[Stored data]
####################

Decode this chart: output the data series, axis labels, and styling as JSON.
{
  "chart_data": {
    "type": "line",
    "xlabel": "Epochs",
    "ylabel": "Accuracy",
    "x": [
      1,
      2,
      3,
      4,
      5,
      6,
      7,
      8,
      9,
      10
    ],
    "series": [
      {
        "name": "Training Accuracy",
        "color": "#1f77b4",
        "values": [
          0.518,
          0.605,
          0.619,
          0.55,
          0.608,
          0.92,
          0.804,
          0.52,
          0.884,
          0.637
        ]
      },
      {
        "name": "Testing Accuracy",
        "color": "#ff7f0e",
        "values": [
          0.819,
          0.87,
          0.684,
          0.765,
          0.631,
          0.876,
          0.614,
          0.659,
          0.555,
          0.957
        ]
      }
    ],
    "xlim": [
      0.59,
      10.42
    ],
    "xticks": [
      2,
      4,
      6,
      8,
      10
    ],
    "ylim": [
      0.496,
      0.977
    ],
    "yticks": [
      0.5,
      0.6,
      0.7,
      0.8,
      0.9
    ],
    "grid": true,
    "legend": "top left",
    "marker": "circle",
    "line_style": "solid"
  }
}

####################

EXERCISE REQUIREMENTS
Print the whole listing again, exactly.

FULL SOLUTION
Decode this chart: output the data series, axis labels, and styling as JSON.
{
  "chart_data": {
    "type": "line",
    "xlabel": "Epochs",
    "ylabel": "Accuracy",
    "x": [
      1,
      2,
      3,
      4,
      5,
      6,
      7,
      8,
      9,
      10
    ],
    "series": [
      {
        "name": "Training Accuracy",
        "color": "#1f77b4",
        "values": [
          0.518,
          0.605,
          0.619,
          0.55,
          0.608,
          0.92,
          0.804,
          0.52,
          0.884,
          0.637
        ]
      },
      {
        "name": "Testing Accuracy",
        "color": "#ff7f0e",
        "values": [
          0.819,
          0.87,
          0.684,
          0.765,
          0.631,
          0.876,
          0.614,
          0.659,
          0.555,
          0.957
        ]
      }
    ],
    "xlim": [
      0.59,
      10.42
    ],
    "xticks": [
      2,
      4,
      6,
      8,
      10
    ],
    "ylim": [
      0.496,
      0.977
    ],
    "yticks": [
      0.5,
      0.6,
      0.7,
      0.8,
      0.9
    ],
    "grid": true,
    "legend": "top left",
    "marker": "circle",
    "line_style": "solid"
  }
}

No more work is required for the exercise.